━━ Supplied records ━━

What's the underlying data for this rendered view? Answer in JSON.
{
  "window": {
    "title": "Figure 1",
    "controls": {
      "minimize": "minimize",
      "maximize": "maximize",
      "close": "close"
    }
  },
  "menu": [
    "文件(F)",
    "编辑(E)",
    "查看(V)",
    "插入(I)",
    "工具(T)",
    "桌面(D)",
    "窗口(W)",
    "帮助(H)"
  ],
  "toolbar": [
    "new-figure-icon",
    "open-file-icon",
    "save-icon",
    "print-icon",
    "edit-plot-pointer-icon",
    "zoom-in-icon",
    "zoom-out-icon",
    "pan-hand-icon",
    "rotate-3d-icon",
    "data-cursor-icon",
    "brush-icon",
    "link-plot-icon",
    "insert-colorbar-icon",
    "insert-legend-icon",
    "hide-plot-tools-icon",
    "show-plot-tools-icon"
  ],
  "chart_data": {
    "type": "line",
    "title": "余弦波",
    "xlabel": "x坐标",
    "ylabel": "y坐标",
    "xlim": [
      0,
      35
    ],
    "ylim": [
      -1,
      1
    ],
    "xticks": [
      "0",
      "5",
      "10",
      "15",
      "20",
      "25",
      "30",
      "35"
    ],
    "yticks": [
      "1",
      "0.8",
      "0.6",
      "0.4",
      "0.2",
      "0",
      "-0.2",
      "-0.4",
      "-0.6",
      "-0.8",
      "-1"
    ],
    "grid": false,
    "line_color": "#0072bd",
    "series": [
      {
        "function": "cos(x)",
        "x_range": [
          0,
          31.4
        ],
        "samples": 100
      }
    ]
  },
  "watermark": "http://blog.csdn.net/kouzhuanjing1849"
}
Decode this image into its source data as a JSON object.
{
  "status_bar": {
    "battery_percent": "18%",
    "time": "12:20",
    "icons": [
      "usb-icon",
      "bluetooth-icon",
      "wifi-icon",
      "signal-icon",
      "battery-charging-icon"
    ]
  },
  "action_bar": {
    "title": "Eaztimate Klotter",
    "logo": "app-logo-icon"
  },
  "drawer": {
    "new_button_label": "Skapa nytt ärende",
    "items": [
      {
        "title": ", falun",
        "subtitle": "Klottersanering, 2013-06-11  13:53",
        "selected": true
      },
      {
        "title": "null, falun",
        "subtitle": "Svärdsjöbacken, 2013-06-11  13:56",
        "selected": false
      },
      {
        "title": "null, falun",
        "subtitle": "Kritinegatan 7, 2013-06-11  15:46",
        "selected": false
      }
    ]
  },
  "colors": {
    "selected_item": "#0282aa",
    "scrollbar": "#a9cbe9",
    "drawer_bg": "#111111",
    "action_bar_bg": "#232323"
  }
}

━━━

*Work instructions*: Transcribe each entry precisely, missing none.

*Exercise answer*:
What's the underlying data for this rendered view? Answer in JSON.
{
  "window": {
    "title": "Figure 1",
    "controls": {
      "minimize": "minimize",
      "maximize": "maximize",
      "close": "close"
    }
  },
  "menu": [
    "文件(F)",
    "编辑(E)",
    "查看(V)",
    "插入(I)",
    "工具(T)",
    "桌面(D)",
    "窗口(W)",
    "帮助(H)"
  ],
  "toolbar": [
    "new-figure-icon",
    "open-file-icon",
    "save-icon",
    "print-icon",
    "edit-plot-pointer-icon",
    "zoom-in-icon",
    "zoom-out-icon",
    "pan-hand-icon",
    "rotate-3d-icon",
    "data-cursor-icon",
    "brush-icon",
    "link-plot-icon",
    "insert-colorbar-icon",
    "insert-legend-icon",
    "hide-plot-tools-icon",
    "show-plot-tools-icon"
  ],
  "chart_data": {
    "type": "line",
    "title": "余弦波",
    "xlabel": "x坐标",
    "ylabel": "y坐标",
    "xlim": [
      0,
      35
    ],
    "ylim": [
      -1,
      1
    ],
    "xticks": [
      "0",
      "5",
      "10",
      "15",
      "20",
      "25",
      "30",
      "35"
    ],
    "yticks": [
      "1",
      "0.8",
      "0.6",
      "0.4",
      "0.2",
      "0",
      "-0.2",
      "-0.4",
      "-0.6",
      "-0.8",
      "-1"
    ],
    "grid": false,
    "line_color": "#0072bd",
    "series": [
      {
        "function": "cos(x)",
        "x_range": [
          0,
          31.4
        ],
        "samples": 100
      }
    ]
  },
  "watermark": "http://blog.csdn.net/kouzhuanjing1849"
}
Decode this image into its source data as a JSON object.
{
  "status_bar": {
    "battery_percent": "18%",
    "time": "12:20",
    "icons": [
      "usb-icon",
      "bluetooth-icon",
      "wifi-icon",
      "signal-icon",
      "battery-charging-icon"
    ]
  },
  "action_bar": {
    "title": "Eaztimate Klotter",
    "logo": "app-logo-icon"
  },
  "drawer": {
    "new_button_label": "Skapa nytt ärende",
    "items": [
      {
        "title": ", falun",
        "subtitle": "Klottersanering, 2013-06-11  13:53",
        "selected": true
      },
      {
        "title": "null, falun",
        "subtitle": "Svärdsjöbacken, 2013-06-11  13:56",
        "selected": false
      },
      {
        "title": "null, falun",
        "subtitle": "Kritinegatan 7, 2013-06-11  15:46",
        "selected": false
      }
    ]
  },
  "colors": {
    "selected_item": "#0282aa",
    "scrollbar": "#a9cbe9",
    "drawer_bg": "#111111",
    "action_bar_bg": "#232323"
  }
}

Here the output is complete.